-- Start of RECORDED INFORMATION --
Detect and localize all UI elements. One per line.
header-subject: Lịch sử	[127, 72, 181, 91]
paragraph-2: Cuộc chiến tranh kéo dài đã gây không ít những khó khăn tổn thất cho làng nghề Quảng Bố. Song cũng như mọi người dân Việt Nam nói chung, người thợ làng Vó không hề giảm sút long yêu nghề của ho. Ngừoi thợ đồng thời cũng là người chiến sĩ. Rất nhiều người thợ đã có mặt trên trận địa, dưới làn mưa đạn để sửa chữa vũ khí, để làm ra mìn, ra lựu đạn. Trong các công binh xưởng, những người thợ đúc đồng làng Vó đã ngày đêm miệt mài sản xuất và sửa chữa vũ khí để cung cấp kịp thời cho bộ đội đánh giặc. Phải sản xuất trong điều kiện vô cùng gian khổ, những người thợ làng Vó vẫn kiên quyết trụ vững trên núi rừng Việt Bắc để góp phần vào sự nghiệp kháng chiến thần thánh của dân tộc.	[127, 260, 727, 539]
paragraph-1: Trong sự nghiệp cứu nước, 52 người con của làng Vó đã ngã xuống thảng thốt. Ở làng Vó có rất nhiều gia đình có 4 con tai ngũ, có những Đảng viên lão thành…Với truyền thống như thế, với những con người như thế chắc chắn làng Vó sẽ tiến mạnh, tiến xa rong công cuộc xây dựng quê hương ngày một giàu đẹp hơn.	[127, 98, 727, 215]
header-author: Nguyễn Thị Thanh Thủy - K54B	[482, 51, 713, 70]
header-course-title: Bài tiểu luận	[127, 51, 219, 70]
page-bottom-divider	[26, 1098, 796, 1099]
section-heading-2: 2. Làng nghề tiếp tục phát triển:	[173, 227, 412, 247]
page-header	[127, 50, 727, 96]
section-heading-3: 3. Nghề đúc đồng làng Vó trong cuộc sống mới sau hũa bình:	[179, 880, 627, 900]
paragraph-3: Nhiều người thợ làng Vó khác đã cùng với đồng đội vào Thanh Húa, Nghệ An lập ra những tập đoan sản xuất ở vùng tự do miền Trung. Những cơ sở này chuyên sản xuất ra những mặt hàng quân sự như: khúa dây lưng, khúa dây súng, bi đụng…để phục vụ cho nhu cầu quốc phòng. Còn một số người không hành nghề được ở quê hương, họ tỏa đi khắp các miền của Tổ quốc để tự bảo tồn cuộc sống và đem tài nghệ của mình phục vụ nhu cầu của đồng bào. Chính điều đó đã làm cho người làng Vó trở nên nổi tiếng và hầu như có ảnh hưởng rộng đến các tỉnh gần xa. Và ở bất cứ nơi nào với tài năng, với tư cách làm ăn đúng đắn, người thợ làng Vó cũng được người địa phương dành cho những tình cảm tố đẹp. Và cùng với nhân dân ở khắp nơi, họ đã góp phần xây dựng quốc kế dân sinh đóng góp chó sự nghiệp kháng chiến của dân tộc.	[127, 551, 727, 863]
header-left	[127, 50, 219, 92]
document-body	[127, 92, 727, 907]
-- End of RECORDED INFORMATION --
**BRIEF:** Render every line of the data above as a Markdown table with the columns Row and Data line, leaving out any blank lines.

**EXERCISE SOLUTION:**
| Row | Data line |
|---|---|
| 1 | Detect and localize all UI elements. One per line. |
| 2 | header-subject: Lịch sử	[127, 72, 181, 91] |
| 3 | paragraph-2: Cuộc chiến tranh kéo dài đã gây không ít những khó khăn tổn thất cho làng nghề Quảng Bố. Song cũng như mọi người dân Việt Nam nói chung, người thợ làng Vó không hề giảm sút long yêu nghề của ho. Ngừoi thợ đồng thời cũng là người chiến sĩ. Rất nhiều người thợ đã có mặt trên trận địa, dưới làn mưa đạn để sửa chữa vũ khí, để làm ra mìn, ra lựu đạn. Trong các công binh xưởng, những người thợ đúc đồng làng Vó đã ngày đêm miệt mài sản xuất và sửa chữa vũ khí để cung cấp kịp thời cho bộ đội đánh giặc. Phải sản xuất trong điều kiện vô cùng gian khổ, những người thợ làng Vó vẫn kiên quyết trụ vững trên núi rừng Việt Bắc để góp phần vào sự nghiệp kháng chiến thần thánh của dân tộc.	[127, 260, 727, 539] |
| 4 | paragraph-1: Trong sự nghiệp cứu nước, 52 người con của làng Vó đã ngã xuống thảng thốt. Ở làng Vó có rất nhiều gia đình có 4 con tai ngũ, có những Đảng viên lão thành…Với truyền thống như thế, với những con người như thế chắc chắn làng Vó sẽ tiến mạnh, tiến xa rong công cuộc xây dựng quê hương ngày một giàu đẹp hơn.	[127, 98, 727, 215] |
| 5 | header-author: Nguyễn Thị Thanh Thủy - K54B	[482, 51, 713, 70] |
| 6 | header-course-title: Bài tiểu luận	[127, 51, 219, 70] |
| 7 | page-bottom-divider	[26, 1098, 796, 1099] |
| 8 | section-heading-2: 2. Làng nghề tiếp tục phát triển:	[173, 227, 412, 247] |
| 9 | page-header	[127, 50, 727, 96] |
| 10 | section-heading-3: 3. Nghề đúc đồng làng Vó trong cuộc sống mới sau hũa bình:	[179, 880, 627, 900] |
| 11 | paragraph-3: Nhiều người thợ làng Vó khác đã cùng với đồng đội vào Thanh Húa, Nghệ An lập ra những tập đoan sản xuất ở vùng tự do miền Trung. Những cơ sở này chuyên sản xuất ra những mặt hàng quân sự như: khúa dây lưng, khúa dây súng, bi đụng…để phục vụ cho nhu cầu quốc phòng. Còn một số người không hành nghề được ở quê hương, họ tỏa đi khắp các miền của Tổ quốc để tự bảo tồn cuộc sống và đem tài nghệ của mình phục vụ nhu cầu của đồng bào. Chính điều đó đã làm cho người làng Vó trở nên nổi tiếng và hầu như có ảnh hưởng rộng đến các tỉnh gần xa. Và ở bất cứ nơi nào với tài năng, với tư cách làm ăn đúng đắn, người thợ làng Vó cũng được người địa phương dành cho những tình cảm tố đẹp. Và cùng với nhân dân ở khắp nơi, họ đã góp phần xây dựng quốc kế dân sinh đóng góp chó sự nghiệp kháng chiến của dân tộc.	[127, 551, 727, 863] |
| 12 | header-left	[127, 50, 219, 92] |
| 13 | document-body	[127, 92, 727, 907] |